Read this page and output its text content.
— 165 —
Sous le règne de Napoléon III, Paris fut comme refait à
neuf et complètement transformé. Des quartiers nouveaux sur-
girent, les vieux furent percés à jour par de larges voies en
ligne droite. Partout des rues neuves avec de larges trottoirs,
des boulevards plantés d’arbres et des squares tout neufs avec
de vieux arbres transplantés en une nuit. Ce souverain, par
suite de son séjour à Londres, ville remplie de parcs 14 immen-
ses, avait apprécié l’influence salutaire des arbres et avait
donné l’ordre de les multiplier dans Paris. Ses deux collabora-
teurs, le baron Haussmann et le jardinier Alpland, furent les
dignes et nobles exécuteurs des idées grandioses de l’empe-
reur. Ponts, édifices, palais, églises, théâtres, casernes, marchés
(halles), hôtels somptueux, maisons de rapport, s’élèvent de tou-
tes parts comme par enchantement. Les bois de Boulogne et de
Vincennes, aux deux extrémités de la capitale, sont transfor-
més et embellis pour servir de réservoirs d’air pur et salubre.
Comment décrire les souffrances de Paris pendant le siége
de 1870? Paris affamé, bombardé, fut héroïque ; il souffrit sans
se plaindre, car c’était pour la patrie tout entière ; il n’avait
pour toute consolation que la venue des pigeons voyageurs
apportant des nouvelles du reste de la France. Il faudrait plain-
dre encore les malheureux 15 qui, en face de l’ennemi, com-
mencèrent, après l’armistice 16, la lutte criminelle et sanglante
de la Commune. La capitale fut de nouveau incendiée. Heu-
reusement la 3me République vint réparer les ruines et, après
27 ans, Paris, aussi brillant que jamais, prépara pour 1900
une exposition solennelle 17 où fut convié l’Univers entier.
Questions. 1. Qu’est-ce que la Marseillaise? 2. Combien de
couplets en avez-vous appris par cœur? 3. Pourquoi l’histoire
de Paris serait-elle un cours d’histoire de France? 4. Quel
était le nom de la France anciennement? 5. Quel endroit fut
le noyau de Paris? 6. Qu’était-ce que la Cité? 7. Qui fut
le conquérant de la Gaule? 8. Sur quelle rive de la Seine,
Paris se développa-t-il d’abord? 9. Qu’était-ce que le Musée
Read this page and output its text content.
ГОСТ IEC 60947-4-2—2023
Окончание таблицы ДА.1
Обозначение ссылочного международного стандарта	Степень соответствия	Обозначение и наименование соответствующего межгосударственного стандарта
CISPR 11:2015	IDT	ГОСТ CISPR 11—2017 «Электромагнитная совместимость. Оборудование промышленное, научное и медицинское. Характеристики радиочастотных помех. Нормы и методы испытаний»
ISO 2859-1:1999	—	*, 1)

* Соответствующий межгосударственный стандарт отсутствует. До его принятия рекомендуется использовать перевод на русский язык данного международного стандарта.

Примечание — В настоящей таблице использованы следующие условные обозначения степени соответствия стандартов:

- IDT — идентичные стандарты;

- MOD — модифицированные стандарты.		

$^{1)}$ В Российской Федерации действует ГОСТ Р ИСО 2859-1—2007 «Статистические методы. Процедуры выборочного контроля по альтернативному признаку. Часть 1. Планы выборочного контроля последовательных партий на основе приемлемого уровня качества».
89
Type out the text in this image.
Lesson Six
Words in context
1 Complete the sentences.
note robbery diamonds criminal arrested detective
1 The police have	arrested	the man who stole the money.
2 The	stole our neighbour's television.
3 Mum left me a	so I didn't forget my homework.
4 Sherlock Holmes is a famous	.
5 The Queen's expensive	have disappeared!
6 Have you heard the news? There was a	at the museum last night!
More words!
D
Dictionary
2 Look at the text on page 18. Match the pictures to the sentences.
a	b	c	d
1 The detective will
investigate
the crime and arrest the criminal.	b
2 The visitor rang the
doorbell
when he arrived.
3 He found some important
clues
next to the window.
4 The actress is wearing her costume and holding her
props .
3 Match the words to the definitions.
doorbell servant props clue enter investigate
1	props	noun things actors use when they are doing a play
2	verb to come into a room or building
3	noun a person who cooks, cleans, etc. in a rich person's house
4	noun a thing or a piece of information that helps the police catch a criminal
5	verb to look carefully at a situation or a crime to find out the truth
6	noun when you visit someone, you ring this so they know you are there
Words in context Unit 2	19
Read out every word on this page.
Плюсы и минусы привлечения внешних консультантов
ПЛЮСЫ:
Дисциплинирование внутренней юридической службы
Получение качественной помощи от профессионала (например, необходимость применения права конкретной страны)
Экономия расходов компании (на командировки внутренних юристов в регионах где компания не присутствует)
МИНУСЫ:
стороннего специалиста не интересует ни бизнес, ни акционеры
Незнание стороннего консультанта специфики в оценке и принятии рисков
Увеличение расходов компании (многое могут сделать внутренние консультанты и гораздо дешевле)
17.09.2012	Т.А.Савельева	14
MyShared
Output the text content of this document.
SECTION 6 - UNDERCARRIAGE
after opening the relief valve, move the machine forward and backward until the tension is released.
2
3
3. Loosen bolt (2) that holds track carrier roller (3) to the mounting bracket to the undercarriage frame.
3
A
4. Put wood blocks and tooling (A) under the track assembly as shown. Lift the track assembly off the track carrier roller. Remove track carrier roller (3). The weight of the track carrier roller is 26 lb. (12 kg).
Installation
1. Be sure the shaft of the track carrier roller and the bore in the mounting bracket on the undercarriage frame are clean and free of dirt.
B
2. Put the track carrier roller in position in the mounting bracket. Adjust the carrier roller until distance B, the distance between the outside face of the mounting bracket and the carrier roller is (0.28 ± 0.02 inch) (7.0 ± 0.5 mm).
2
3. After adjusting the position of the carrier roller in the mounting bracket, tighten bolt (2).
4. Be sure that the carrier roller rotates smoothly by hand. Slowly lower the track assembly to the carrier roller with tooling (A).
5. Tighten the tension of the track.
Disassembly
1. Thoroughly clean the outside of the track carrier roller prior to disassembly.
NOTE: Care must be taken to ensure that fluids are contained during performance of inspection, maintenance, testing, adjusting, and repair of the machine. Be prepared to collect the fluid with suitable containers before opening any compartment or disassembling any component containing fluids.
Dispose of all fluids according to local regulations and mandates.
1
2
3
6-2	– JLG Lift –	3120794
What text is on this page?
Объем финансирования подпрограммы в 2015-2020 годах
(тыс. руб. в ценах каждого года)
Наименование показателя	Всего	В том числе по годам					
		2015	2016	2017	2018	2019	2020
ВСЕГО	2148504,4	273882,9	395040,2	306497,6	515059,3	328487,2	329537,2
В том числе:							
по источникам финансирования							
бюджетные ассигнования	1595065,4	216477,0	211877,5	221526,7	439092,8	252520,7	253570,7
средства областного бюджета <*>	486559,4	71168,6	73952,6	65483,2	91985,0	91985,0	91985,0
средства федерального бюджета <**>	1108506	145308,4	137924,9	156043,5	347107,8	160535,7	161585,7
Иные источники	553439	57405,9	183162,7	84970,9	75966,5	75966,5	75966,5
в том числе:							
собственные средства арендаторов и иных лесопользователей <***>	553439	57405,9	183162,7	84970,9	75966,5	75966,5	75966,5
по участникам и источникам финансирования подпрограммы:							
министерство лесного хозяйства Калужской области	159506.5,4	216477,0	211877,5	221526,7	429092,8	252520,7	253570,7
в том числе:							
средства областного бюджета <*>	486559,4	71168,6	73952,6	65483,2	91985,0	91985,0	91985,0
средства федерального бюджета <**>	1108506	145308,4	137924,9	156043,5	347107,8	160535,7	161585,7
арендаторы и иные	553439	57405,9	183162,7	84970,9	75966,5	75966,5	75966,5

□ □ □ □

◆ **Given request**: Only the lines from the one containing "What text is on this page?" through the end of the entries above belong in the answer; repeat them exactly.

◆ **The solution**:
What text is on this page?
Объем финансирования подпрограммы в 2015-2020 годах
(тыс. руб. в ценах каждого года)
Наименование показателя	Всего	В том числе по годам					
		2015	2016	2017	2018	2019	2020
ВСЕГО	2148504,4	273882,9	395040,2	306497,6	515059,3	328487,2	329537,2
В том числе:							
по источникам финансирования							
бюджетные ассигнования	1595065,4	216477,0	211877,5	221526,7	439092,8	252520,7	253570,7
средства областного бюджета <*>	486559,4	71168,6	73952,6	65483,2	91985,0	91985,0	91985,0
средства федерального бюджета <**>	1108506	145308,4	137924,9	156043,5	347107,8	160535,7	161585,7
Иные источники	553439	57405,9	183162,7	84970,9	75966,5	75966,5	75966,5
в том числе:							
собственные средства арендаторов и иных лесопользователей <***>	553439	57405,9	183162,7	84970,9	75966,5	75966,5	75966,5
по участникам и источникам финансирования подпрограммы:							
министерство лесного хозяйства Калужской области	159506.5,4	216477,0	211877,5	221526,7	429092,8	252520,7	253570,7
в том числе:							
средства областного бюджета <*>	486559,4	71168,6	73952,6	65483,2	91985,0	91985,0	91985,0
средства федерального бюджета <**>	1108506	145308,4	137924,9	156043,5	347107,8	160535,7	161585,7
арендаторы и иные	553439	57405,9	183162,7	84970,9	75966,5	75966,5	75966,5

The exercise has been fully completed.